Transcribe the whole listing without a single picture.

__INPUT RECORDS__
## begin

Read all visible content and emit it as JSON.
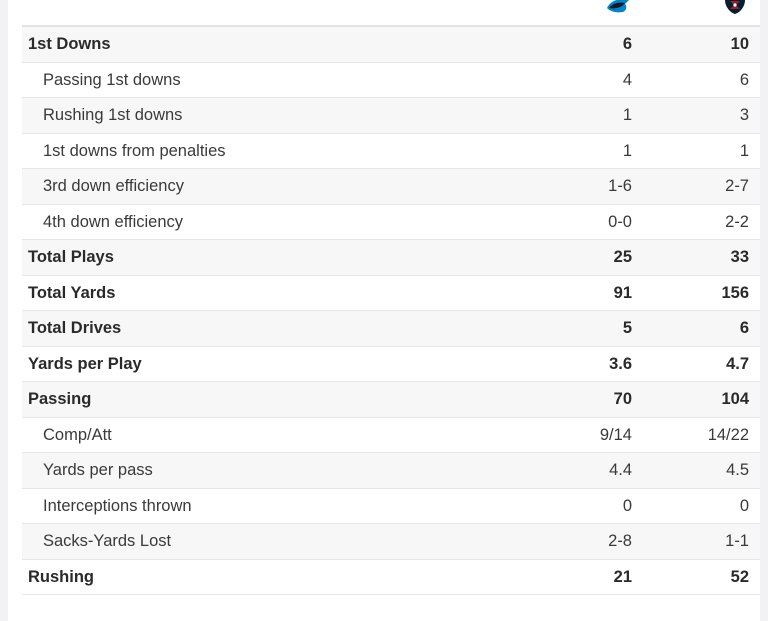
{
  "teams": {
    "away": {
      "logo_icon": "panthers-logo-icon",
      "color": "#0085CA"
    },
    "home": {
      "logo_icon": "texans-logo-icon",
      "color": "#A71930"
    }
  },
  "stats": [
    {
      "label": "1st Downs",
      "away": "6",
      "home": "10",
      "level": "main"
    },
    {
      "label": "Passing 1st downs",
      "away": "4",
      "home": "6",
      "level": "sub"
    },
    {
      "label": "Rushing 1st downs",
      "away": "1",
      "home": "3",
      "level": "sub"
    },
    {
      "label": "1st downs from penalties",
      "away": "1",
      "home": "1",
      "level": "sub"
    },
    {
      "label": "3rd down efficiency",
      "away": "1-6",
      "home": "2-7",
      "level": "sub"
    },
    {
      "label": "4th down efficiency",
      "away": "0-0",
      "home": "2-2",
      "level": "sub"
    },
    {
      "label": "Total Plays",
      "away": "25",
      "home": "33",
      "level": "main"
    },
    {
      "label": "Total Yards",
      "away": "91",
      "home": "156",
      "level": "main"
    },
    {
      "label": "Total Drives",
      "away": "5",
      "home": "6",
      "level": "main"
    },
    {
      "label": "Yards per Play",
      "away": "3.6",
      "home": "4.7",
      "level": "main"
    },
    {
      "label": "Passing",
      "away": "70",
      "home": "104",
      "level": "main"
    },
    {
      "label": "Comp/Att",
      "away": "9/14",
      "home": "14/22",
      "level": "sub"
    },
    {
      "label": "Yards per pass",
      "away": "4.4",
      "home": "4.5",
      "level": "sub"
    },
    {
      "label": "Interceptions thrown",
      "away": "0",
      "home": "0",
      "level": "sub"
    },
    {
      "label": "Sacks-Yards Lost",
      "away": "2-8",
      "home": "1-1",
      "level": "sub"
    },
    {
      "label": "Rushing",
      "away": "21",
      "home": "52",
      "level": "main"
    }
  ]
}
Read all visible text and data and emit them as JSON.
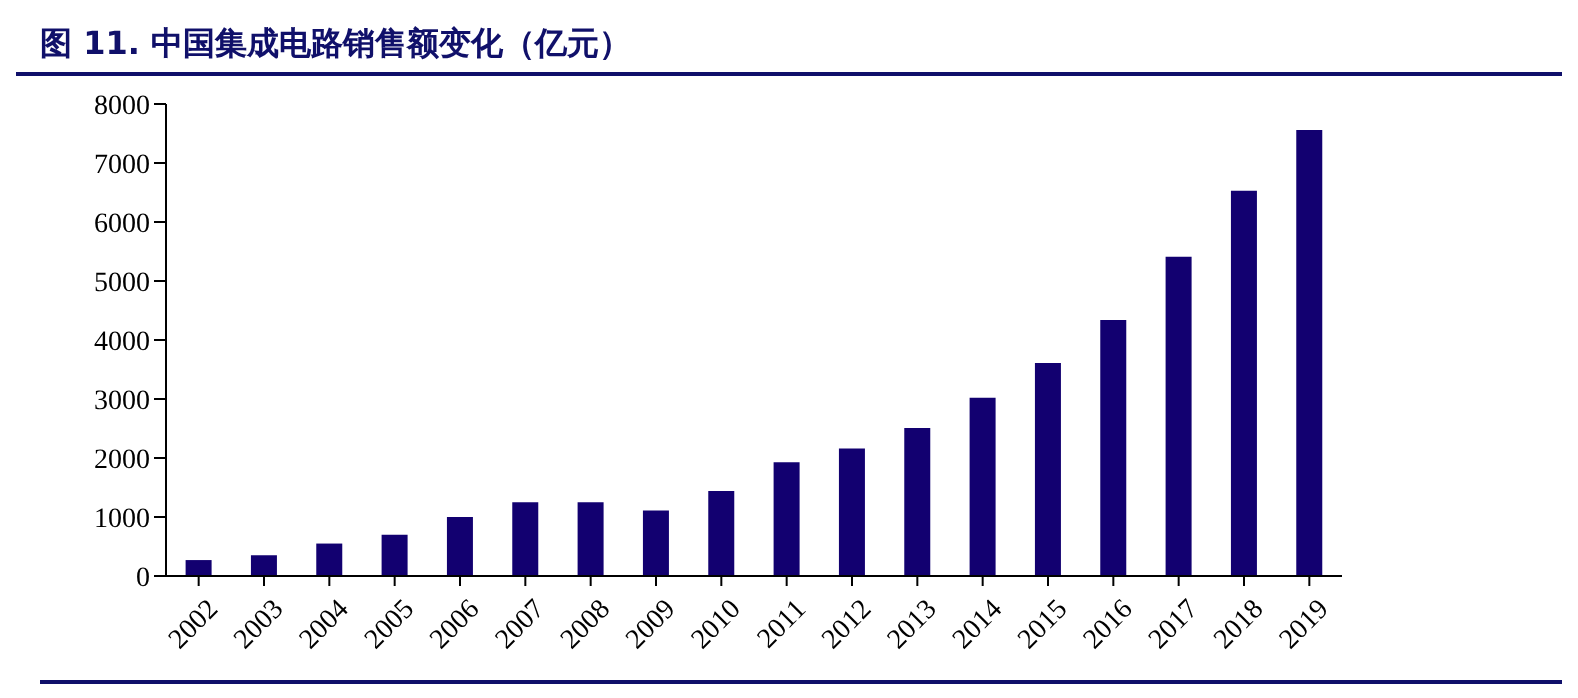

## end

__WRITTEN REPLY__
Read all visible content and emit it as JSON.
{
  "teams": {
    "away": {
      "logo_icon": "panthers-logo-icon",
      "color": "#0085CA"
    },
    "home": {
      "logo_icon": "texans-logo-icon",
      "color": "#A71930"
    }
  },
  "stats": [
    {
      "label": "1st Downs",
      "away": "6",
      "home": "10",
      "level": "main"
    },
    {
      "label": "Passing 1st downs",
      "away": "4",
      "home": "6",
      "level": "sub"
    },
    {
      "label": "Rushing 1st downs",
      "away": "1",
      "home": "3",
      "level": "sub"
    },
    {
      "label": "1st downs from penalties",
      "away": "1",
      "home": "1",
      "level": "sub"
    },
    {
      "label": "3rd down efficiency",
      "away": "1-6",
      "home": "2-7",
      "level": "sub"
    },
    {
      "label": "4th down efficiency",
      "away": "0-0",
      "home": "2-2",
      "level": "sub"
    },
    {
      "label": "Total Plays",
      "away": "25",
      "home": "33",
      "level": "main"
    },
    {
      "label": "Total Yards",
      "away": "91",
      "home": "156",
      "level": "main"
    },
    {
      "label": "Total Drives",
      "away": "5",
      "home": "6",
      "level": "main"
    },
    {
      "label": "Yards per Play",
      "away": "3.6",
      "home": "4.7",
      "level": "main"
    },
    {
      "label": "Passing",
      "away": "70",
      "home": "104",
      "level": "main"
    },
    {
      "label": "Comp/Att",
      "away": "9/14",
      "home": "14/22",
      "level": "sub"
    },
    {
      "label": "Yards per pass",
      "away": "4.4",
      "home": "4.5",
      "level": "sub"
    },
    {
      "label": "Interceptions thrown",
      "away": "0",
      "home": "0",
      "level": "sub"
    },
    {
      "label": "Sacks-Yards Lost",
      "away": "2-8",
      "home": "1-1",
      "level": "sub"
    },
    {
      "label": "Rushing",
      "away": "21",
      "home": "52",
      "level": "main"
    }
  ]
}
Read all visible text and data and emit them as JSON.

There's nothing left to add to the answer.